__Task__. Count the lines containing "xlabel". Give the number alone.
--- start of Data listing ---
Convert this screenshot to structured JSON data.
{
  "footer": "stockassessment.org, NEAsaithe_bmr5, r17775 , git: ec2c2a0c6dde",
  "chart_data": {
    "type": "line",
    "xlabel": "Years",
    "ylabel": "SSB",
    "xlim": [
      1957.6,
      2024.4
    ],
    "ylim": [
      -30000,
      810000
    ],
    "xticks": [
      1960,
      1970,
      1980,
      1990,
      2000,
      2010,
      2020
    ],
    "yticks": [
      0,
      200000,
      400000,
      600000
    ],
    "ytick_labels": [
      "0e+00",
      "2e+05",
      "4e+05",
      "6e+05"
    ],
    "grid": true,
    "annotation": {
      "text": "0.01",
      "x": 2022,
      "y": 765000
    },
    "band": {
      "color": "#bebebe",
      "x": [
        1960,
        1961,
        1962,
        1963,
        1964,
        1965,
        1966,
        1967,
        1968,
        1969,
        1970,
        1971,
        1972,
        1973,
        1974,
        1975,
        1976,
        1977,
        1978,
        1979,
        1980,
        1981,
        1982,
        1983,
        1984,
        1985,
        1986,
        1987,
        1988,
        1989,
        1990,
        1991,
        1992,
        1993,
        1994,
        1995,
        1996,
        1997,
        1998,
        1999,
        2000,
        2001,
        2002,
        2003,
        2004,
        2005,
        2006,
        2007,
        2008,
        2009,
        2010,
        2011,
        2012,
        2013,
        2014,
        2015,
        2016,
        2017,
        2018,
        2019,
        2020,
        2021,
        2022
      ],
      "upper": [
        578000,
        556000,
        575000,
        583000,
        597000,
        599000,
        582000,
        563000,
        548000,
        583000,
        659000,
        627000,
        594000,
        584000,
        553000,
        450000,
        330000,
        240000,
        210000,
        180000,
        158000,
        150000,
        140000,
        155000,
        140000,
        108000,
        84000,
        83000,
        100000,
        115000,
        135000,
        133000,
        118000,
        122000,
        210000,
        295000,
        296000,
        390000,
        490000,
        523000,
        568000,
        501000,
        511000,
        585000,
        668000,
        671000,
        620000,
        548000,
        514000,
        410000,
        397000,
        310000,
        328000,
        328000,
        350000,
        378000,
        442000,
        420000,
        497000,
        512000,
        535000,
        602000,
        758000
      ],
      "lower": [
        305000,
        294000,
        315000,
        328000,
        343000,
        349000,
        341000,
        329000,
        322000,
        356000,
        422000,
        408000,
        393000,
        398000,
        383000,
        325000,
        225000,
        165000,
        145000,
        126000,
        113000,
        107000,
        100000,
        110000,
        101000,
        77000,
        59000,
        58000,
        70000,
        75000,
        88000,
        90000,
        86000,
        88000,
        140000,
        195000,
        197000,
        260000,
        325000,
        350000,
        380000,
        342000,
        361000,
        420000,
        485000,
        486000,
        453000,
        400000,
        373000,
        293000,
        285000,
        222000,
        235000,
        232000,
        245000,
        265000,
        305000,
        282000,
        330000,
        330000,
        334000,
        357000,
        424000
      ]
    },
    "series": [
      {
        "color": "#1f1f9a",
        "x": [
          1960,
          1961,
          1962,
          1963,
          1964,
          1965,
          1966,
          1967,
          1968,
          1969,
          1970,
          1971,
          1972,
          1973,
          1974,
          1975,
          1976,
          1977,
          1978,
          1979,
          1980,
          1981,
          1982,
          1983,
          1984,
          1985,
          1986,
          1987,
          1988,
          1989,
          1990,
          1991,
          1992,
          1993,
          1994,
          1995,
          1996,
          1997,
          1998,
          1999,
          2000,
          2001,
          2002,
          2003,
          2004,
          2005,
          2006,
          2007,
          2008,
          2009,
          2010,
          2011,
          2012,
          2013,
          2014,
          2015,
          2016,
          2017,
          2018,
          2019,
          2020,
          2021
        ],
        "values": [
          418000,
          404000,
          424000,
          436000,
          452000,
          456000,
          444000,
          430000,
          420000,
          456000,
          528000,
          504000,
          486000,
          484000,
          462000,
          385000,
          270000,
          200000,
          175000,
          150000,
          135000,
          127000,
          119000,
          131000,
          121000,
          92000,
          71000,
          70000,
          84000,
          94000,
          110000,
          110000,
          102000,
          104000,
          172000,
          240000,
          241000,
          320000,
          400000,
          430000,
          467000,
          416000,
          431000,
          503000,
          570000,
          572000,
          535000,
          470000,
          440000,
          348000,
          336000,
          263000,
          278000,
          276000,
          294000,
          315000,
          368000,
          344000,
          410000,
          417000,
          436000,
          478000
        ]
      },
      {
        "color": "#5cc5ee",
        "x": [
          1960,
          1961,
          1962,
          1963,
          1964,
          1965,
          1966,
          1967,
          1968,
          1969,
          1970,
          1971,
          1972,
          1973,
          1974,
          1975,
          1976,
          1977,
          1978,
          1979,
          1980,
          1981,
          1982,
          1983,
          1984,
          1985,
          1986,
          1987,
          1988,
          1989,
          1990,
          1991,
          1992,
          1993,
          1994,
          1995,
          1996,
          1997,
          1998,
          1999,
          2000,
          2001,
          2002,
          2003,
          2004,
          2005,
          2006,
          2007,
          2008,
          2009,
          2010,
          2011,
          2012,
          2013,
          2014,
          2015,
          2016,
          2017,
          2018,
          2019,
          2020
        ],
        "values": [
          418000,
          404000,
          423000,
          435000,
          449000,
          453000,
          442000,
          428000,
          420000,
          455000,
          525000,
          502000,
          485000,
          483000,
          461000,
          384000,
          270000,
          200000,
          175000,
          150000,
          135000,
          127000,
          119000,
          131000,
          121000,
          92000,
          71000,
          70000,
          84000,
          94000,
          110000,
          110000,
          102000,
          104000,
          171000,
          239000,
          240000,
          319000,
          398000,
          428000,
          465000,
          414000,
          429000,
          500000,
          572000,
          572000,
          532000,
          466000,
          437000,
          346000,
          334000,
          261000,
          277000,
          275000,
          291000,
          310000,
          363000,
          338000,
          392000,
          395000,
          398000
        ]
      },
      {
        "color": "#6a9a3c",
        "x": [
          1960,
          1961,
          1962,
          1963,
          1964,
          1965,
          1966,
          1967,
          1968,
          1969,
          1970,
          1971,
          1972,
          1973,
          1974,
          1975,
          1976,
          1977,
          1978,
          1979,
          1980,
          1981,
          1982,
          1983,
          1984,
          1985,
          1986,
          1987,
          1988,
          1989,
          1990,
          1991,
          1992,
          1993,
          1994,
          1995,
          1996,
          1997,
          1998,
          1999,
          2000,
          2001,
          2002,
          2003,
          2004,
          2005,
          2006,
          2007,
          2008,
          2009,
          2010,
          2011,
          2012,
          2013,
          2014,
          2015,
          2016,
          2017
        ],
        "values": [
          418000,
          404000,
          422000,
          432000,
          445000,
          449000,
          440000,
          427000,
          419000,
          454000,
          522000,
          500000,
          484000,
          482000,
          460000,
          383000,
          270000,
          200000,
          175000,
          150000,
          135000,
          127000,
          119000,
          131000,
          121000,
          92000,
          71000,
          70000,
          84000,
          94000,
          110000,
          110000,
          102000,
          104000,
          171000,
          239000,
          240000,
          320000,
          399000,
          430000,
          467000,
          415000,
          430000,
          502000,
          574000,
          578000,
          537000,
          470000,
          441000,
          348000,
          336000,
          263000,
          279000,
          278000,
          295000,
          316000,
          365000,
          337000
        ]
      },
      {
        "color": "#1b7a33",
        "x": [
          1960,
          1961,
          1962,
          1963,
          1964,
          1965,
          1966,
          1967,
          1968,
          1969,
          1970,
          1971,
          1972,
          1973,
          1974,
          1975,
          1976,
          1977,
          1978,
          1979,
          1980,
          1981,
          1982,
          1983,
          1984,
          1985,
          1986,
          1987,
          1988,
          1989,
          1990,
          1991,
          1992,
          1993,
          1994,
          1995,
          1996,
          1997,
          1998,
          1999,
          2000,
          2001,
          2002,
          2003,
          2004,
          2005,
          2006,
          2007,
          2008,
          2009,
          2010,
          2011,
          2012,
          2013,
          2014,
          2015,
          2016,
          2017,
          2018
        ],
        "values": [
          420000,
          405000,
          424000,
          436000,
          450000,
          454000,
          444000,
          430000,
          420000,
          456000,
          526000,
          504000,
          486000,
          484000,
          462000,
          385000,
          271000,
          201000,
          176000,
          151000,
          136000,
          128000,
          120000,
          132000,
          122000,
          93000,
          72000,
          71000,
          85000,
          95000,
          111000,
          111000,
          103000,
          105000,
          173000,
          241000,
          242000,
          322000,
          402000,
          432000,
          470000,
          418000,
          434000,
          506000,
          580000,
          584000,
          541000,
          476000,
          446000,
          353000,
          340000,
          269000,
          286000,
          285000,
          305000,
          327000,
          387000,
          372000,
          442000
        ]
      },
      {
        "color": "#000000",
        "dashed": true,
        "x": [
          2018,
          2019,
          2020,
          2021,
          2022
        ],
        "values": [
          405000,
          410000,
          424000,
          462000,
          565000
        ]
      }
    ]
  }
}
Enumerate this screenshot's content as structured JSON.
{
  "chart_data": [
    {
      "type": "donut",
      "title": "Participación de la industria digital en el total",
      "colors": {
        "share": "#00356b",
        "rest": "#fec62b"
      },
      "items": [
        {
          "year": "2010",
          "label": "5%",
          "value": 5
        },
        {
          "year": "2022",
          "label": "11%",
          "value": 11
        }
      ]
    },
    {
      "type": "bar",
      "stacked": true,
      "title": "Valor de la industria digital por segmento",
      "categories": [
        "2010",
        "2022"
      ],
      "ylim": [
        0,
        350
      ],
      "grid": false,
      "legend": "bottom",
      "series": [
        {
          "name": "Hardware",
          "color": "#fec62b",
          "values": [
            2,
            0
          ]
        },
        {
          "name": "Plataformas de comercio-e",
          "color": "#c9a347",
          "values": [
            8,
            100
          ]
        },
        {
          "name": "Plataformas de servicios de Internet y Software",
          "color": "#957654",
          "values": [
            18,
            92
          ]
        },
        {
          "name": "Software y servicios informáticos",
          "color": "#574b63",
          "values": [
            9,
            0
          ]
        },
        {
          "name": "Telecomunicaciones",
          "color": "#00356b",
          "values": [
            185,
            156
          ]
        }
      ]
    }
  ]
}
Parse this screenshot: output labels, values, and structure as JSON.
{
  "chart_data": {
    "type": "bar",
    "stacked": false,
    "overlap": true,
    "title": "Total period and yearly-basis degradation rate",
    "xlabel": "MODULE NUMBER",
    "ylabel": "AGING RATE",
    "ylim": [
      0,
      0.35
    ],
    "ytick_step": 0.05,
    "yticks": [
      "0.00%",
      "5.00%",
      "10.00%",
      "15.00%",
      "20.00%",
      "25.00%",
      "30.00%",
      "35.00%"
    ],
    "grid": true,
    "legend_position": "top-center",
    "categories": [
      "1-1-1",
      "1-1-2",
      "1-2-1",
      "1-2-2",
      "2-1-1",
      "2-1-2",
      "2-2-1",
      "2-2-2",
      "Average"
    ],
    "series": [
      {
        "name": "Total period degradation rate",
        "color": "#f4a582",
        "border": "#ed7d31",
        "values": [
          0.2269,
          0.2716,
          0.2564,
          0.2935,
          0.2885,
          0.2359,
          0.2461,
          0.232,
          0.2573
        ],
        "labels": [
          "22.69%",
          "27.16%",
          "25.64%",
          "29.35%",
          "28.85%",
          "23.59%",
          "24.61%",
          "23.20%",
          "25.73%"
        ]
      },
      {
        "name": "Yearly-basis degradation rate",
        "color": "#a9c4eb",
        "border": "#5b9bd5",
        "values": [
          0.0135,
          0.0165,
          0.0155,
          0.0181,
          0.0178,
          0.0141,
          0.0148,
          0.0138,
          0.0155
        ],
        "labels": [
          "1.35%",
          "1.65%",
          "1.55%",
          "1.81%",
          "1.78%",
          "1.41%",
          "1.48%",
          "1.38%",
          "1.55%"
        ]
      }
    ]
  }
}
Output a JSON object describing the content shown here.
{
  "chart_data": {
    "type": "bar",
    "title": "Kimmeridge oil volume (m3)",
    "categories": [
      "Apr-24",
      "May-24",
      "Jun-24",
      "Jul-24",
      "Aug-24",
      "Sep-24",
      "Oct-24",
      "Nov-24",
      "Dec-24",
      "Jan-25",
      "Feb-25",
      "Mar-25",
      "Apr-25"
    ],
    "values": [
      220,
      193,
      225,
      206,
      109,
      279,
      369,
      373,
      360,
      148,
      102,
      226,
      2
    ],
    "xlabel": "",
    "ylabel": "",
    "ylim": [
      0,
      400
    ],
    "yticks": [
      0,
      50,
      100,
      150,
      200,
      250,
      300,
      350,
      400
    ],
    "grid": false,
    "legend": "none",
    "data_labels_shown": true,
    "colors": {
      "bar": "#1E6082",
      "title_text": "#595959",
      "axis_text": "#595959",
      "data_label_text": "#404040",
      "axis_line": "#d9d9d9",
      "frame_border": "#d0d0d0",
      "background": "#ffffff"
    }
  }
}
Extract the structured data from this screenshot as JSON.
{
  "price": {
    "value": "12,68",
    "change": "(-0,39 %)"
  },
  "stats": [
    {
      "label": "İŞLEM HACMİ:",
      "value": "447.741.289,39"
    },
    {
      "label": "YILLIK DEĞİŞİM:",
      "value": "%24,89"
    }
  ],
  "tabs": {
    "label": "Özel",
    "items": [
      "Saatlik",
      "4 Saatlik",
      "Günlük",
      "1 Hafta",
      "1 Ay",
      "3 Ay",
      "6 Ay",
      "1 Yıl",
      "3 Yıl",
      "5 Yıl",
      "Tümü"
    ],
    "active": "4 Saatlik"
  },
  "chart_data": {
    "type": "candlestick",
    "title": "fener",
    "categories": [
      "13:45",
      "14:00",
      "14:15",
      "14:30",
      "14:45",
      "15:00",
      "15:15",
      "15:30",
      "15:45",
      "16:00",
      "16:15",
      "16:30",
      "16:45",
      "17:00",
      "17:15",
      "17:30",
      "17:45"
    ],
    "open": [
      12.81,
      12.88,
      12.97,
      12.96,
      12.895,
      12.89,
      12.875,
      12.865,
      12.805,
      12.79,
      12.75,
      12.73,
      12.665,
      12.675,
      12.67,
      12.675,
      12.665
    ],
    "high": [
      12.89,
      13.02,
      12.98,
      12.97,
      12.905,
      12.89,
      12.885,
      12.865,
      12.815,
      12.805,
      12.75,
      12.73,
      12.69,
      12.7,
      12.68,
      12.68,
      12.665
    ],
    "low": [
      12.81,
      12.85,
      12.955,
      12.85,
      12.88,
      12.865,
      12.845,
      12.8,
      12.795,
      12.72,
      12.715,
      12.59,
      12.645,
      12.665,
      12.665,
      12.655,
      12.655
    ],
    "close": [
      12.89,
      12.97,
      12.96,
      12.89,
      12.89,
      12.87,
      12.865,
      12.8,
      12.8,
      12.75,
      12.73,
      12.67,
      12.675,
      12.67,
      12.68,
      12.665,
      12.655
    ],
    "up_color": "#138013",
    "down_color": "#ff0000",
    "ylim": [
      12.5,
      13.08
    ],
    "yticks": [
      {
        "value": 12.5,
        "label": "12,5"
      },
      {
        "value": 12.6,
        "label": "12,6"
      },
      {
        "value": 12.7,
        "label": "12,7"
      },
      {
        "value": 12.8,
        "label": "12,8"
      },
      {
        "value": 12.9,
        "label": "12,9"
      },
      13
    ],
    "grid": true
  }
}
--- end of Data listing ---
__Response to the exercise__. 3